--- start ---
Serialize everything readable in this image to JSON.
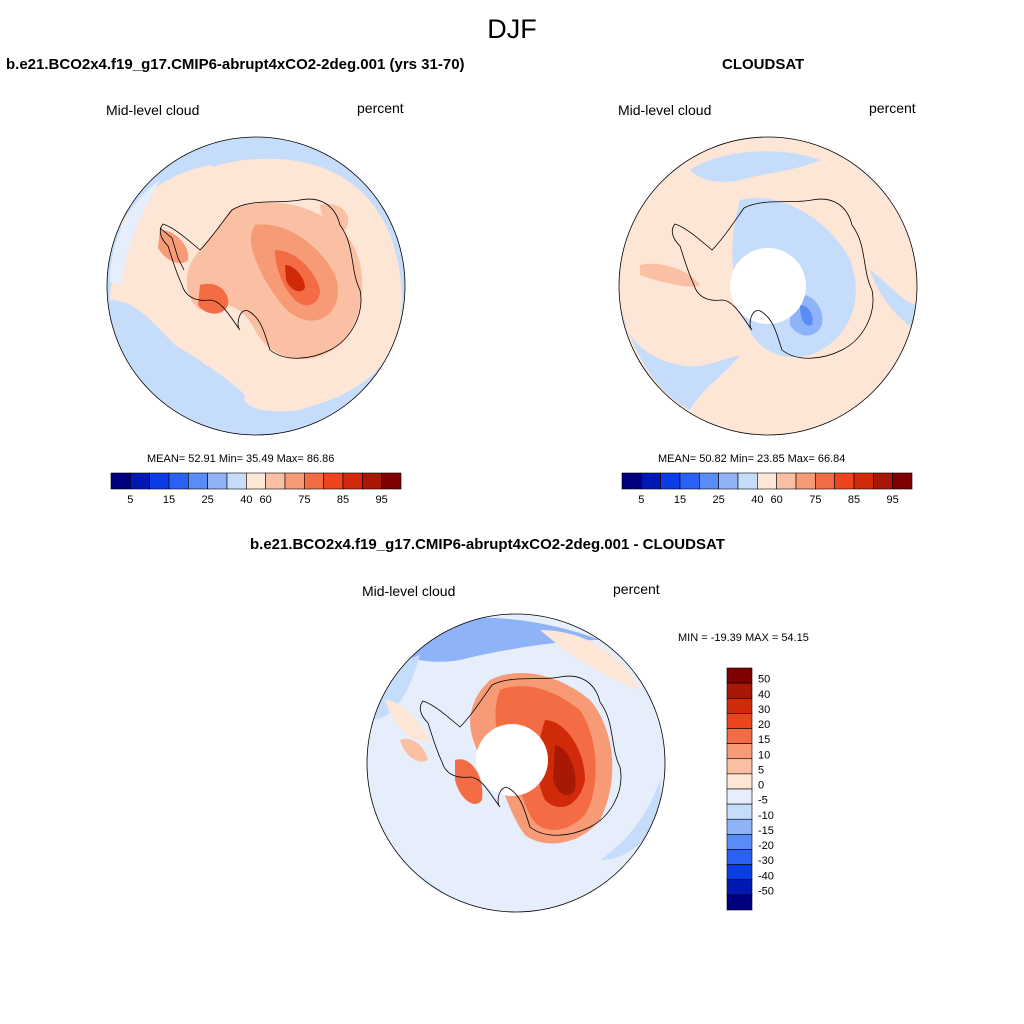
{
  "figure": {
    "title": "DJF"
  },
  "panels": [
    {
      "id": "model",
      "title": "b.e21.BCO2x4.f19_g17.CMIP6-abrupt4xCO2-2deg.001 (yrs 31-70)",
      "left_label": "Mid-level cloud",
      "right_label": "percent",
      "stats": "MEAN=  52.91  Min=  35.49  Max=  86.86",
      "colorbar_ticks": [
        "5",
        "15",
        "25",
        "40",
        "60",
        "75",
        "85",
        "95"
      ]
    },
    {
      "id": "obs",
      "title": "CLOUDSAT",
      "left_label": "Mid-level cloud",
      "right_label": "percent",
      "stats": "MEAN=  50.82  Min=  23.85  Max=  66.84",
      "colorbar_ticks": [
        "5",
        "15",
        "25",
        "40",
        "60",
        "75",
        "85",
        "95"
      ]
    },
    {
      "id": "diff",
      "title": "b.e21.BCO2x4.f19_g17.CMIP6-abrupt4xCO2-2deg.001 - CLOUDSAT",
      "left_label": "Mid-level cloud",
      "right_label": "percent",
      "stats": "MIN = -19.39 MAX =  54.15",
      "colorbar_ticks": [
        "50",
        "40",
        "30",
        "20",
        "15",
        "10",
        "5",
        "0",
        "-5",
        "-10",
        "-15",
        "-20",
        "-30",
        "-40",
        "-50"
      ]
    }
  ],
  "colors": {
    "seq_palette": [
      "#00007f",
      "#0019b3",
      "#0a3de6",
      "#2a62f5",
      "#5a8cf7",
      "#8fb3f8",
      "#c6dcfb",
      "#fde6d6",
      "#fbc0a3",
      "#f79a76",
      "#f36c44",
      "#ee451f",
      "#d02a0b",
      "#a81806",
      "#7f0000"
    ],
    "div_palette": [
      "#7f0000",
      "#a81806",
      "#d02a0b",
      "#ee451f",
      "#f36c44",
      "#f79a76",
      "#fbc0a3",
      "#fde6d6",
      "#e6eefc",
      "#c6dcfb",
      "#8fb3f8",
      "#5a8cf7",
      "#2a62f5",
      "#0a3de6",
      "#0019b3",
      "#00007f"
    ]
  }
}
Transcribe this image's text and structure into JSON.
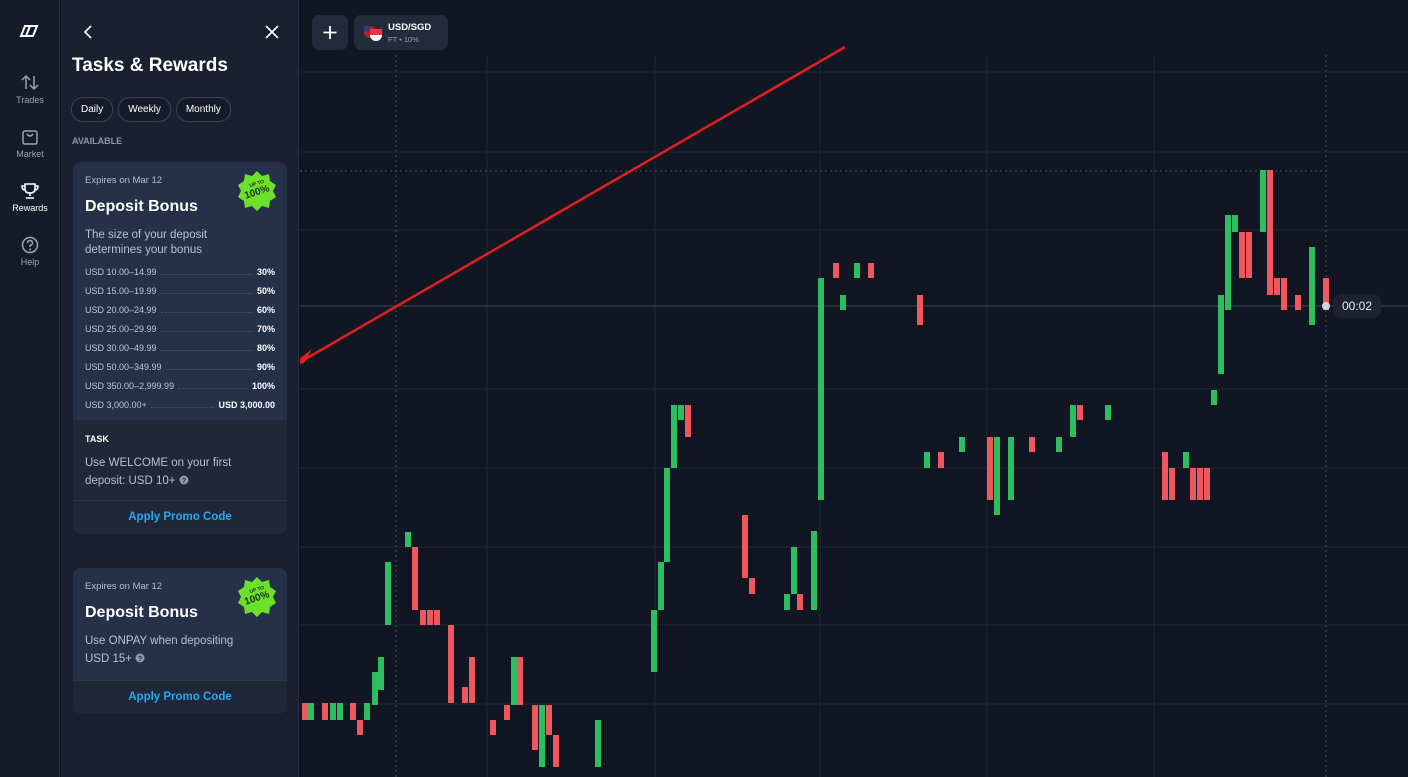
--- end ---
- EXERCISE DETAILS: Exclude the pictures, and transcribe all of the material exactly.

- REPLY TO THE TASK:
Serialize everything readable in this image to JSON.
{
  "figure": {
    "title": "DJF"
  },
  "panels": [
    {
      "id": "model",
      "title": "b.e21.BCO2x4.f19_g17.CMIP6-abrupt4xCO2-2deg.001 (yrs 31-70)",
      "left_label": "Mid-level cloud",
      "right_label": "percent",
      "stats": "MEAN=  52.91  Min=  35.49  Max=  86.86",
      "colorbar_ticks": [
        "5",
        "15",
        "25",
        "40",
        "60",
        "75",
        "85",
        "95"
      ]
    },
    {
      "id": "obs",
      "title": "CLOUDSAT",
      "left_label": "Mid-level cloud",
      "right_label": "percent",
      "stats": "MEAN=  50.82  Min=  23.85  Max=  66.84",
      "colorbar_ticks": [
        "5",
        "15",
        "25",
        "40",
        "60",
        "75",
        "85",
        "95"
      ]
    },
    {
      "id": "diff",
      "title": "b.e21.BCO2x4.f19_g17.CMIP6-abrupt4xCO2-2deg.001 - CLOUDSAT",
      "left_label": "Mid-level cloud",
      "right_label": "percent",
      "stats": "MIN = -19.39 MAX =  54.15",
      "colorbar_ticks": [
        "50",
        "40",
        "30",
        "20",
        "15",
        "10",
        "5",
        "0",
        "-5",
        "-10",
        "-15",
        "-20",
        "-30",
        "-40",
        "-50"
      ]
    }
  ],
  "colors": {
    "seq_palette": [
      "#00007f",
      "#0019b3",
      "#0a3de6",
      "#2a62f5",
      "#5a8cf7",
      "#8fb3f8",
      "#c6dcfb",
      "#fde6d6",
      "#fbc0a3",
      "#f79a76",
      "#f36c44",
      "#ee451f",
      "#d02a0b",
      "#a81806",
      "#7f0000"
    ],
    "div_palette": [
      "#7f0000",
      "#a81806",
      "#d02a0b",
      "#ee451f",
      "#f36c44",
      "#f79a76",
      "#fbc0a3",
      "#fde6d6",
      "#e6eefc",
      "#c6dcfb",
      "#8fb3f8",
      "#5a8cf7",
      "#2a62f5",
      "#0a3de6",
      "#0019b3",
      "#00007f"
    ]
  }
}
Transcribe this image's text and structure into JSON.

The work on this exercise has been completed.